== Short problem ==
Exclude the pictures and return every line exactly as written.
:::::
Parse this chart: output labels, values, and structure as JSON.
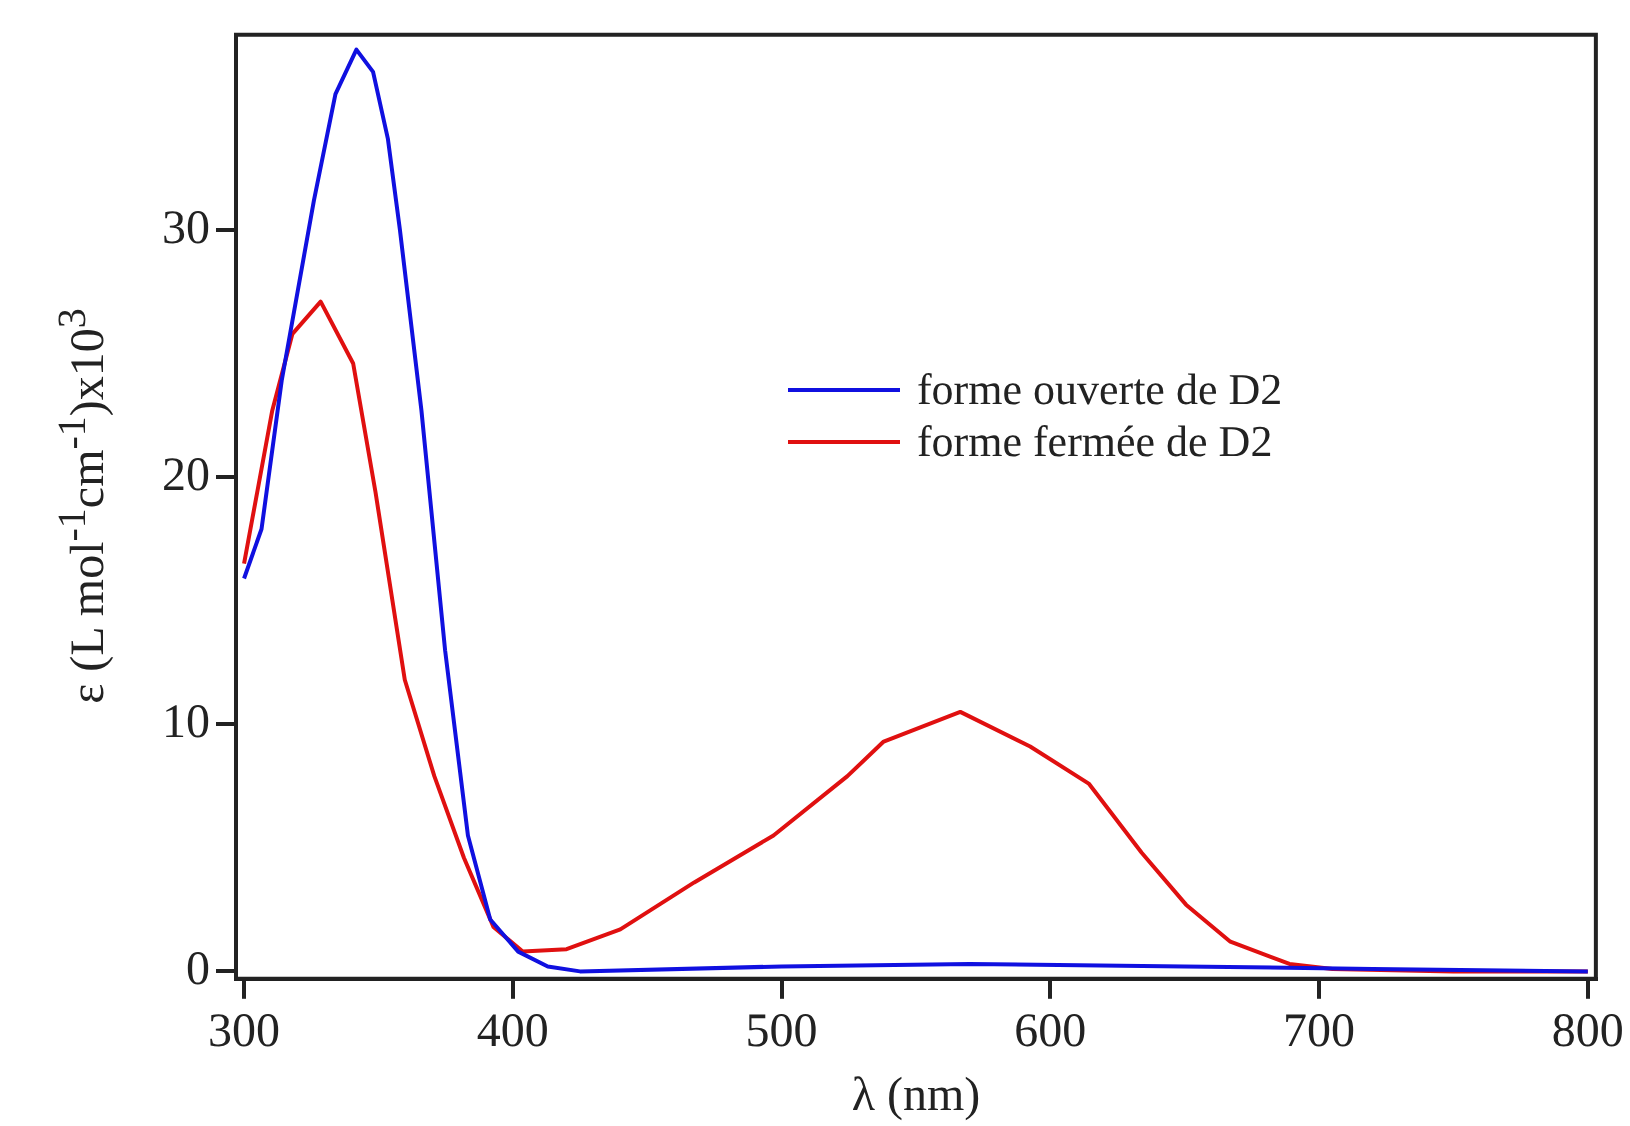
{
  "chart_data": {
    "type": "line",
    "xlabel": "λ (nm)",
    "ylabel": "ε (L mol$^{-1}$cm$^{-1}$)x10$^{3}$",
    "xlim": [
      297,
      803
    ],
    "xticks": [
      300,
      400,
      500,
      600,
      700,
      800
    ],
    "ylim": [
      -0.3,
      37.9
    ],
    "yticks": [
      0,
      10,
      20,
      30
    ],
    "grid": false,
    "legend": "center",
    "marker": "none",
    "line_style": "solid",
    "series": [
      {
        "name": "forme ouverte de D2",
        "color": "#1010e0",
        "x": [
          300,
          306.5,
          314,
          326,
          334,
          341.8,
          348,
          353.5,
          358,
          366,
          374.8,
          383.3,
          391.6,
          402,
          413,
          425,
          500,
          570,
          650,
          720,
          800
        ],
        "values": [
          15.9,
          17.9,
          23.9,
          31.2,
          35.5,
          37.3,
          36.4,
          33.7,
          30,
          22.7,
          13,
          5.5,
          2.1,
          0.8,
          0.2,
          0,
          0.2,
          0.3,
          0.2,
          0.1,
          0
        ]
      },
      {
        "name": "forme fermée de D2",
        "color": "#e01010",
        "x": [
          300,
          310.5,
          318,
          328.5,
          340.6,
          348.9,
          359.8,
          370.8,
          381.8,
          392.8,
          403.7,
          420,
          440,
          467.5,
          497,
          524.5,
          538,
          566.5,
          592.5,
          614.3,
          634,
          650.5,
          667,
          689,
          705,
          750,
          800
        ],
        "values": [
          16.5,
          22.7,
          25.8,
          27.1,
          24.6,
          19.4,
          11.8,
          7.9,
          4.6,
          1.8,
          0.8,
          0.9,
          1.7,
          3.6,
          5.5,
          7.9,
          9.3,
          10.5,
          9.1,
          7.6,
          4.8,
          2.7,
          1.2,
          0.3,
          0.1,
          0,
          0
        ]
      }
    ]
  }
}
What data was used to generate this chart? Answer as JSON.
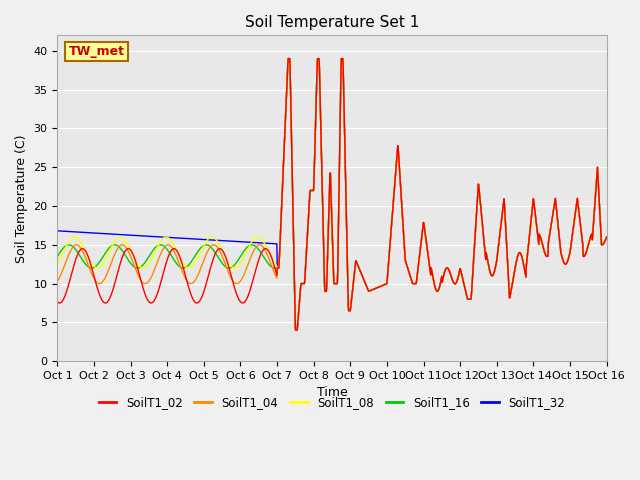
{
  "title": "Soil Temperature Set 1",
  "xlabel": "Time",
  "ylabel": "Soil Temperature (C)",
  "ylim": [
    0,
    42
  ],
  "yticks": [
    0,
    5,
    10,
    15,
    20,
    25,
    30,
    35,
    40
  ],
  "x_labels": [
    "Oct 1",
    "Oct 2",
    "Oct 3",
    "Oct 4",
    "Oct 5",
    "Oct 6",
    "Oct 7",
    "Oct 8",
    "Oct 9",
    "Oct 10",
    "Oct 11",
    "Oct 12",
    "Oct 13",
    "Oct 14",
    "Oct 15",
    "Oct 16"
  ],
  "series_names": [
    "SoilT1_02",
    "SoilT1_04",
    "SoilT1_08",
    "SoilT1_16",
    "SoilT1_32"
  ],
  "series_colors": [
    "#ff0000",
    "#ff8800",
    "#ffff00",
    "#00cc00",
    "#0000ff"
  ],
  "annotation_text": "TW_met",
  "annotation_color": "#cc0000",
  "annotation_bg": "#ffff99",
  "annotation_border": "#aa6600",
  "background_color": "#e8e8e8",
  "fig_bg_color": "#f0f0f0",
  "title_fontsize": 11,
  "axis_fontsize": 9,
  "legend_fontsize": 8.5,
  "tick_fontsize": 8
}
:::::
== Problem solution ==
Parse this chart: output labels, values, and structure as JSON.
{
  "chart_data": {
    "type": "line",
    "xlabel": "λ (nm)",
    "ylabel": "ε (L mol$^{-1}$cm$^{-1}$)x10$^{3}$",
    "xlim": [
      297,
      803
    ],
    "xticks": [
      300,
      400,
      500,
      600,
      700,
      800
    ],
    "ylim": [
      -0.3,
      37.9
    ],
    "yticks": [
      0,
      10,
      20,
      30
    ],
    "grid": false,
    "legend": "center",
    "marker": "none",
    "line_style": "solid",
    "series": [
      {
        "name": "forme ouverte de D2",
        "color": "#1010e0",
        "x": [
          300,
          306.5,
          314,
          326,
          334,
          341.8,
          348,
          353.5,
          358,
          366,
          374.8,
          383.3,
          391.6,
          402,
          413,
          425,
          500,
          570,
          650,
          720,
          800
        ],
        "values": [
          15.9,
          17.9,
          23.9,
          31.2,
          35.5,
          37.3,
          36.4,
          33.7,
          30,
          22.7,
          13,
          5.5,
          2.1,
          0.8,
          0.2,
          0,
          0.2,
          0.3,
          0.2,
          0.1,
          0
        ]
      },
      {
        "name": "forme fermée de D2",
        "color": "#e01010",
        "x": [
          300,
          310.5,
          318,
          328.5,
          340.6,
          348.9,
          359.8,
          370.8,
          381.8,
          392.8,
          403.7,
          420,
          440,
          467.5,
          497,
          524.5,
          538,
          566.5,
          592.5,
          614.3,
          634,
          650.5,
          667,
          689,
          705,
          750,
          800
        ],
        "values": [
          16.5,
          22.7,
          25.8,
          27.1,
          24.6,
          19.4,
          11.8,
          7.9,
          4.6,
          1.8,
          0.8,
          0.9,
          1.7,
          3.6,
          5.5,
          7.9,
          9.3,
          10.5,
          9.1,
          7.6,
          4.8,
          2.7,
          1.2,
          0.3,
          0.1,
          0,
          0
        ]
      }
    ]
  }
}
What data was used to generate this chart? Answer as JSON.
{
  "title": "Soil Temperature Set 1",
  "xlabel": "Time",
  "ylabel": "Soil Temperature (C)",
  "ylim": [
    0,
    42
  ],
  "yticks": [
    0,
    5,
    10,
    15,
    20,
    25,
    30,
    35,
    40
  ],
  "x_labels": [
    "Oct 1",
    "Oct 2",
    "Oct 3",
    "Oct 4",
    "Oct 5",
    "Oct 6",
    "Oct 7",
    "Oct 8",
    "Oct 9",
    "Oct 10",
    "Oct 11",
    "Oct 12",
    "Oct 13",
    "Oct 14",
    "Oct 15",
    "Oct 16"
  ],
  "series_names": [
    "SoilT1_02",
    "SoilT1_04",
    "SoilT1_08",
    "SoilT1_16",
    "SoilT1_32"
  ],
  "series_colors": [
    "#ff0000",
    "#ff8800",
    "#ffff00",
    "#00cc00",
    "#0000ff"
  ],
  "annotation_text": "TW_met",
  "annotation_color": "#cc0000",
  "annotation_bg": "#ffff99",
  "annotation_border": "#aa6600",
  "background_color": "#e8e8e8",
  "fig_bg_color": "#f0f0f0",
  "title_fontsize": 11,
  "axis_fontsize": 9,
  "legend_fontsize": 8.5,
  "tick_fontsize": 8
}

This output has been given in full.